* [YOUR GOAL]
Would you return the records below character for character, without any images?

* [MATERIAL FOR THIS EXERCISE]
- - - - - - -

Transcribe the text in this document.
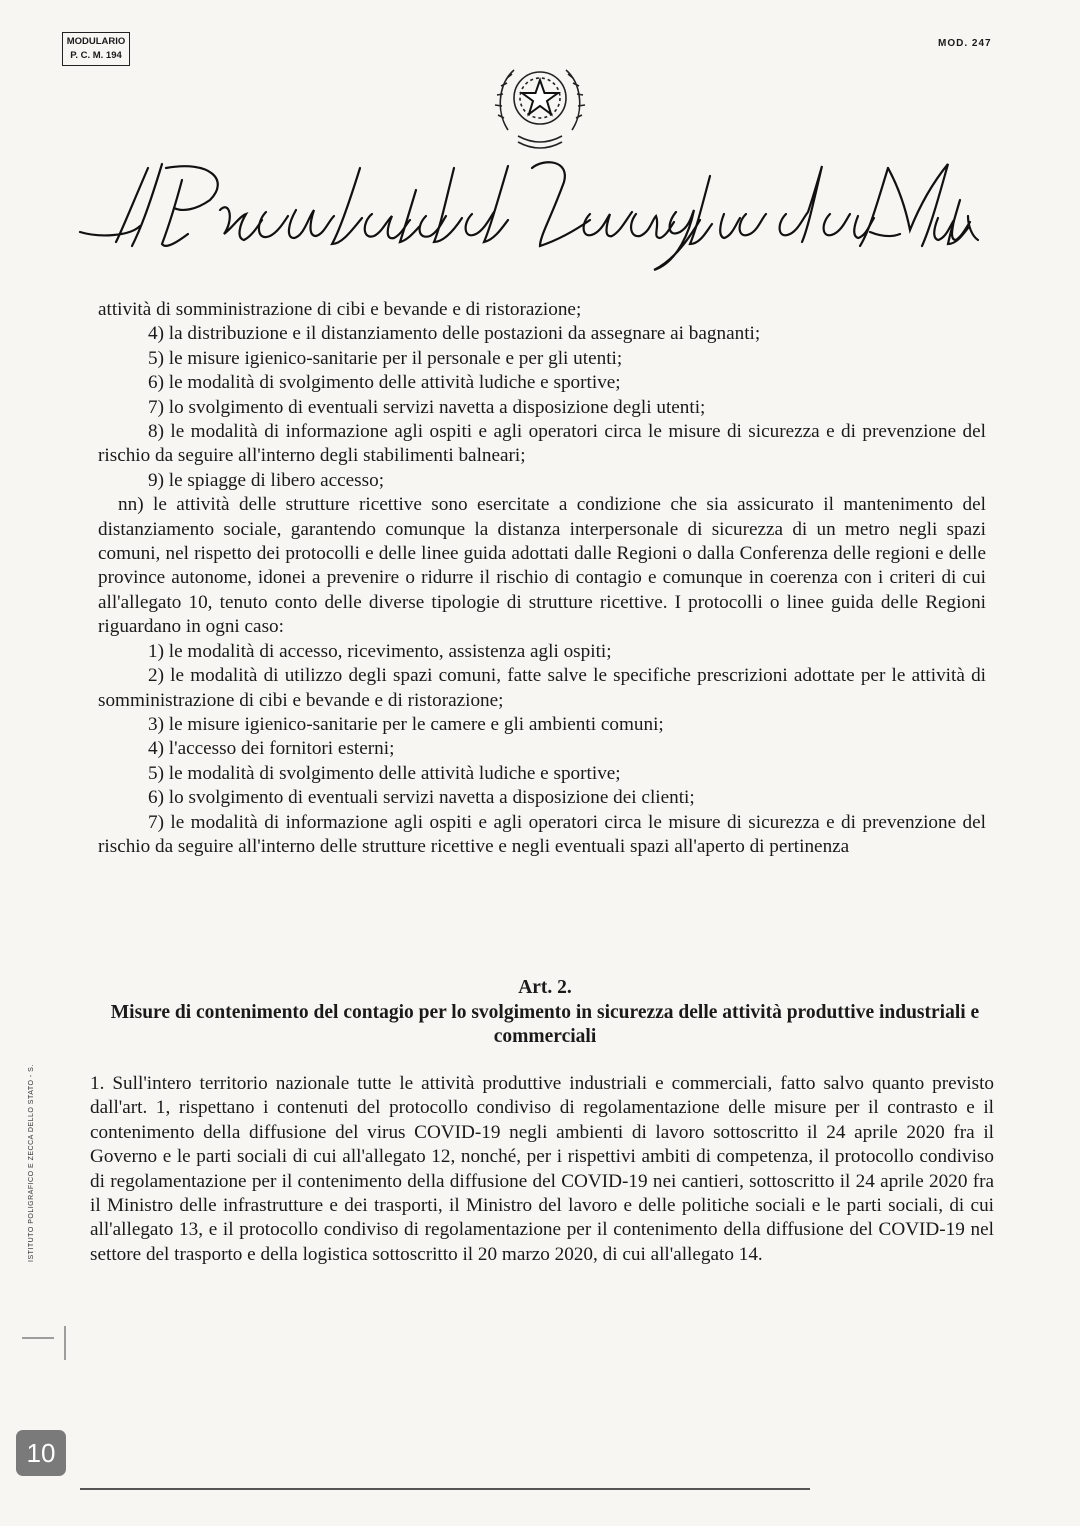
MODULARIO
P. C. M. 194
MOD. 247
ISTITUTO POLIGRAFICO E ZECCA DELLO STATO - S.

attività di somministrazione di cibi e bevande e di ristorazione;

4) la distribuzione e il distanziamento delle postazioni da assegnare ai bagnanti;

5) le misure igienico-sanitarie per il personale e per gli utenti;

6) le modalità di svolgimento delle attività ludiche e sportive;

7) lo svolgimento di eventuali servizi navetta a disposizione degli utenti;

8) le modalità di informazione agli ospiti e agli operatori circa le misure di sicurezza e di prevenzione del rischio da seguire all'interno degli stabilimenti balneari;

9) le spiagge di libero accesso;

nn) le attività delle strutture ricettive sono esercitate a condizione che sia assicurato il mantenimento del distanziamento sociale, garantendo comunque la distanza interpersonale di sicurezza di un metro negli spazi comuni, nel rispetto dei protocolli e delle linee guida adottati dalle Regioni o dalla Conferenza delle regioni e delle province autonome, idonei a prevenire o ridurre il rischio di contagio e comunque in coerenza con i criteri di cui all'allegato 10, tenuto conto delle diverse tipologie di strutture ricettive. I protocolli o linee guida delle Regioni riguardano in ogni caso:

1) le modalità di accesso, ricevimento, assistenza agli ospiti;

2) le modalità di utilizzo degli spazi comuni, fatte salve le specifiche prescrizioni adottate per le attività di somministrazione di cibi e bevande e di ristorazione;

3) le misure igienico-sanitarie per le camere e gli ambienti comuni;

4) l'accesso dei fornitori esterni;

5) le modalità di svolgimento delle attività ludiche e sportive;

6) lo svolgimento di eventuali servizi navetta a disposizione dei clienti;

7) le modalità di informazione agli ospiti e agli operatori circa le misure di sicurezza e di prevenzione del rischio da seguire all'interno delle strutture ricettive e negli eventuali spazi all'aperto di pertinenza

Art. 2.

Misure di contenimento del contagio per lo svolgimento in sicurezza delle attività produttive industriali e commerciali

1. Sull'intero territorio nazionale tutte le attività produttive industriali e commerciali, fatto salvo quanto previsto dall'art. 1, rispettano i contenuti del protocollo condiviso di regolamentazione delle misure per il contrasto e il contenimento della diffusione del virus COVID-19 negli ambienti di lavoro sottoscritto il 24 aprile 2020 fra il Governo e le parti sociali di cui all'allegato 12, nonché, per i rispettivi ambiti di competenza, il protocollo condiviso di regolamentazione per il contenimento della diffusione del COVID-19 nei cantieri, sottoscritto il 24 aprile 2020 fra il Ministro delle infrastrutture e dei trasporti, il Ministro del lavoro e delle politiche sociali e le parti sociali, di cui all'allegato 13, e il protocollo condiviso di regolamentazione per il contenimento della diffusione del COVID-19 nel settore del trasporto e della logistica sottoscritto il 20 marzo 2020, di cui all'allegato 14.

10
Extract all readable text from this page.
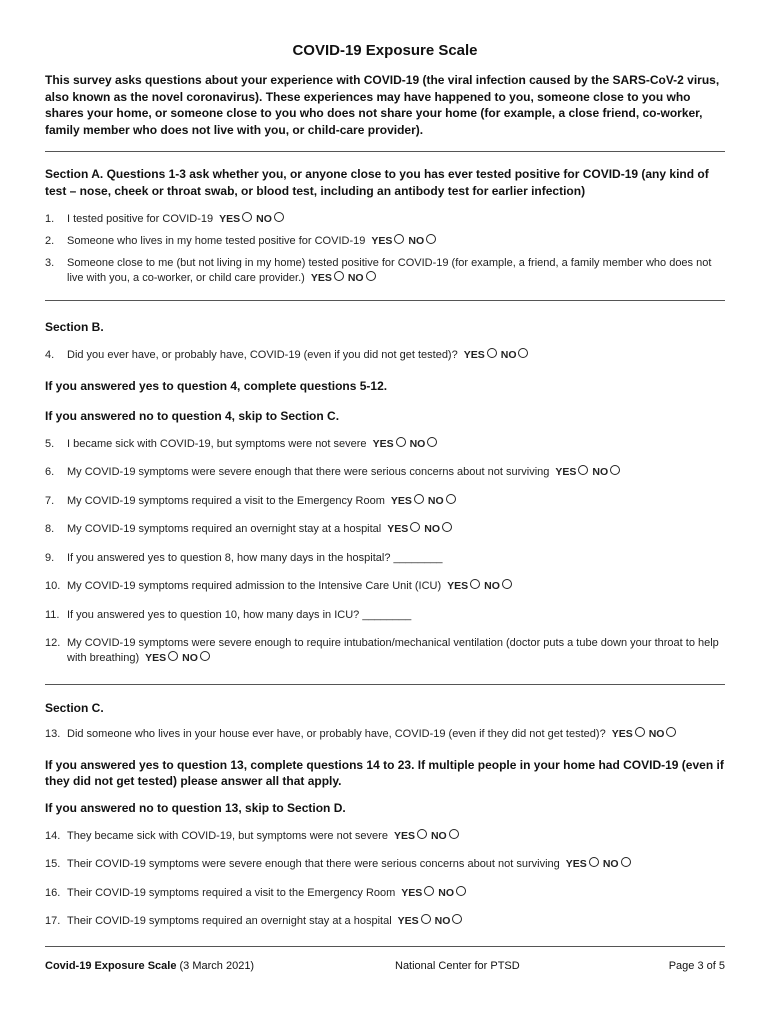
COVID-19 Exposure Scale
This survey asks questions about your experience with COVID-19 (the viral infection caused by the SARS-CoV-2 virus, also known as the novel coronavirus). These experiences may have happened to you, someone close to you who shares your home, or someone close to you who does not share your home (for example, a close friend, co-worker, family member who does not live with you, or child-care provider).
Section A. Questions 1-3 ask whether you, or anyone close to you has ever tested positive for COVID-19 (any kind of test – nose, cheek or throat swab, or blood test, including an antibody test for earlier infection)
1.	I tested positive for COVID-19 YES NO
2.	Someone who lives in my home tested positive for COVID-19 YES NO
3.	Someone close to me (but not living in my home) tested positive for COVID-19 (for example, a friend, a family member who does not live with you, a co-worker, or child care provider.) YES NO
Section B.
4.	Did you ever have, or probably have, COVID-19 (even if you did not get tested)? YES NO
If you answered yes to question 4, complete questions 5-12.
If you answered no to question 4, skip to Section C.
5.	I became sick with COVID-19, but symptoms were not severe YES NO
6.	My COVID-19 symptoms were severe enough that there were serious concerns about not surviving YES NO
7.	My COVID-19 symptoms required a visit to the Emergency Room YES NO
8.	My COVID-19 symptoms required an overnight stay at a hospital YES NO
9.	If you answered yes to question 8, how many days in the hospital? ________
10. My COVID-19 symptoms required admission to the Intensive Care Unit (ICU) YES NO
11. If you answered yes to question 10, how many days in ICU? ________
12. My COVID-19 symptoms were severe enough to require intubation/mechanical ventilation (doctor puts a tube down your throat to help with breathing) YES NO
Section C.
13. Did someone who lives in your house ever have, or probably have, COVID-19 (even if they did not get tested)? YES NO
If you answered yes to question 13, complete questions 14 to 23. If multiple people in your home had COVID-19 (even if they did not get tested) please answer all that apply.
If you answered no to question 13, skip to Section D.
14. They became sick with COVID-19, but symptoms were not severe YES NO
15. Their COVID-19 symptoms were severe enough that there were serious concerns about not surviving YES NO
16. Their COVID-19 symptoms required a visit to the Emergency Room YES NO
17. Their COVID-19 symptoms required an overnight stay at a hospital YES NO
Covid-19 Exposure Scale (3 March 2021)	National Center for PTSD	Page 3 of 5
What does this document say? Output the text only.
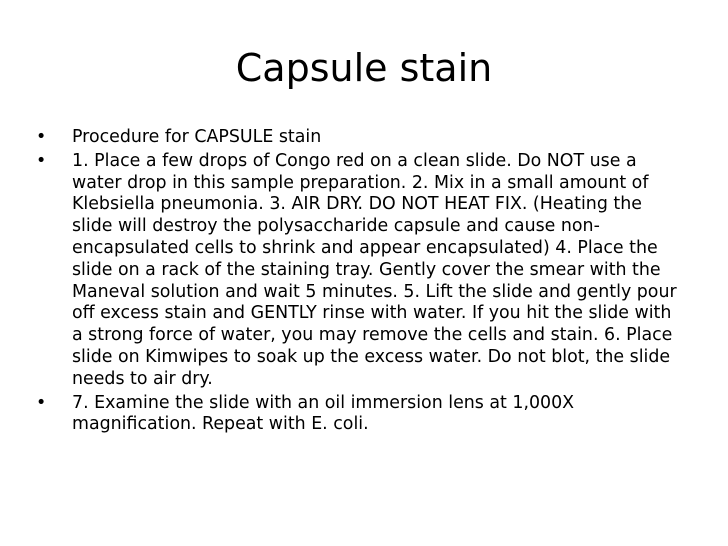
Capsule stain
•	Procedure for CAPSULE stain
•	1. Place a few drops of Congo red on a clean slide. Do NOT use a water drop in this sample preparation. 2. Mix in a small amount of Klebsiella pneumonia. 3. AIR DRY. DO NOT HEAT FIX. (Heating the slide will destroy the polysaccharide capsule and cause non-encapsulated cells to shrink and appear encapsulated) 4. Place the slide on a rack of the staining tray. Gently cover the smear with the Maneval solution and wait 5 minutes. 5. Lift the slide and gently pour off excess stain and GENTLY rinse with water. If you hit the slide with a strong force of water, you may remove the cells and stain. 6. Place slide on Kimwipes to soak up the excess water. Do not blot, the slide needs to air dry.
•	7. Examine the slide with an oil immersion lens at 1,000X magnification. Repeat with E. coli.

- - - - - - -

* [OUTPUT FOR THIS TASK]
Transcribe the text in this document.
MODULARIO
P. C. M. 194
MOD. 247
ISTITUTO POLIGRAFICO E ZECCA DELLO STATO - S.

attività di somministrazione di cibi e bevande e di ristorazione;

4) la distribuzione e il distanziamento delle postazioni da assegnare ai bagnanti;

5) le misure igienico-sanitarie per il personale e per gli utenti;

6) le modalità di svolgimento delle attività ludiche e sportive;

7) lo svolgimento di eventuali servizi navetta a disposizione degli utenti;

8) le modalità di informazione agli ospiti e agli operatori circa le misure di sicurezza e di prevenzione del rischio da seguire all'interno degli stabilimenti balneari;

9) le spiagge di libero accesso;

nn) le attività delle strutture ricettive sono esercitate a condizione che sia assicurato il mantenimento del distanziamento sociale, garantendo comunque la distanza interpersonale di sicurezza di un metro negli spazi comuni, nel rispetto dei protocolli e delle linee guida adottati dalle Regioni o dalla Conferenza delle regioni e delle province autonome, idonei a prevenire o ridurre il rischio di contagio e comunque in coerenza con i criteri di cui all'allegato 10, tenuto conto delle diverse tipologie di strutture ricettive. I protocolli o linee guida delle Regioni riguardano in ogni caso:

1) le modalità di accesso, ricevimento, assistenza agli ospiti;

2) le modalità di utilizzo degli spazi comuni, fatte salve le specifiche prescrizioni adottate per le attività di somministrazione di cibi e bevande e di ristorazione;

3) le misure igienico-sanitarie per le camere e gli ambienti comuni;

4) l'accesso dei fornitori esterni;

5) le modalità di svolgimento delle attività ludiche e sportive;

6) lo svolgimento di eventuali servizi navetta a disposizione dei clienti;

7) le modalità di informazione agli ospiti e agli operatori circa le misure di sicurezza e di prevenzione del rischio da seguire all'interno delle strutture ricettive e negli eventuali spazi all'aperto di pertinenza

Art. 2.

Misure di contenimento del contagio per lo svolgimento in sicurezza delle attività produttive industriali e commerciali

1. Sull'intero territorio nazionale tutte le attività produttive industriali e commerciali, fatto salvo quanto previsto dall'art. 1, rispettano i contenuti del protocollo condiviso di regolamentazione delle misure per il contrasto e il contenimento della diffusione del virus COVID-19 negli ambienti di lavoro sottoscritto il 24 aprile 2020 fra il Governo e le parti sociali di cui all'allegato 12, nonché, per i rispettivi ambiti di competenza, il protocollo condiviso di regolamentazione per il contenimento della diffusione del COVID-19 nei cantieri, sottoscritto il 24 aprile 2020 fra il Ministro delle infrastrutture e dei trasporti, il Ministro del lavoro e delle politiche sociali e le parti sociali, di cui all'allegato 13, e il protocollo condiviso di regolamentazione per il contenimento della diffusione del COVID-19 nel settore del trasporto e della logistica sottoscritto il 20 marzo 2020, di cui all'allegato 14.

10
Extract all readable text from this page.
COVID-19 Exposure Scale
This survey asks questions about your experience with COVID-19 (the viral infection caused by the SARS-CoV-2 virus, also known as the novel coronavirus). These experiences may have happened to you, someone close to you who shares your home, or someone close to you who does not share your home (for example, a close friend, co-worker, family member who does not live with you, or child-care provider).
Section A. Questions 1-3 ask whether you, or anyone close to you has ever tested positive for COVID-19 (any kind of test – nose, cheek or throat swab, or blood test, including an antibody test for earlier infection)
1.	I tested positive for COVID-19 YES NO
2.	Someone who lives in my home tested positive for COVID-19 YES NO
3.	Someone close to me (but not living in my home) tested positive for COVID-19 (for example, a friend, a family member who does not live with you, a co-worker, or child care provider.) YES NO
Section B.
4.	Did you ever have, or probably have, COVID-19 (even if you did not get tested)? YES NO
If you answered yes to question 4, complete questions 5-12.
If you answered no to question 4, skip to Section C.
5.	I became sick with COVID-19, but symptoms were not severe YES NO
6.	My COVID-19 symptoms were severe enough that there were serious concerns about not surviving YES NO
7.	My COVID-19 symptoms required a visit to the Emergency Room YES NO
8.	My COVID-19 symptoms required an overnight stay at a hospital YES NO
9.	If you answered yes to question 8, how many days in the hospital? ________
10. My COVID-19 symptoms required admission to the Intensive Care Unit (ICU) YES NO
11. If you answered yes to question 10, how many days in ICU? ________
12. My COVID-19 symptoms were severe enough to require intubation/mechanical ventilation (doctor puts a tube down your throat to help with breathing) YES NO
Section C.
13. Did someone who lives in your house ever have, or probably have, COVID-19 (even if they did not get tested)? YES NO
If you answered yes to question 13, complete questions 14 to 23. If multiple people in your home had COVID-19 (even if they did not get tested) please answer all that apply.
If you answered no to question 13, skip to Section D.
14. They became sick with COVID-19, but symptoms were not severe YES NO
15. Their COVID-19 symptoms were severe enough that there were serious concerns about not surviving YES NO
16. Their COVID-19 symptoms required a visit to the Emergency Room YES NO
17. Their COVID-19 symptoms required an overnight stay at a hospital YES NO
Covid-19 Exposure Scale (3 March 2021)	National Center for PTSD	Page 3 of 5
What does this document say? Output the text only.
Capsule stain
•	Procedure for CAPSULE stain
•	1. Place a few drops of Congo red on a clean slide. Do NOT use a water drop in this sample preparation. 2. Mix in a small amount of Klebsiella pneumonia. 3. AIR DRY. DO NOT HEAT FIX. (Heating the slide will destroy the polysaccharide capsule and cause non-encapsulated cells to shrink and appear encapsulated) 4. Place the slide on a rack of the staining tray. Gently cover the smear with the Maneval solution and wait 5 minutes. 5. Lift the slide and gently pour off excess stain and GENTLY rinse with water. If you hit the slide with a strong force of water, you may remove the cells and stain. 6. Place slide on Kimwipes to soak up the excess water. Do not blot, the slide needs to air dry.
•	7. Examine the slide with an oil immersion lens at 1,000X magnification. Repeat with E. coli.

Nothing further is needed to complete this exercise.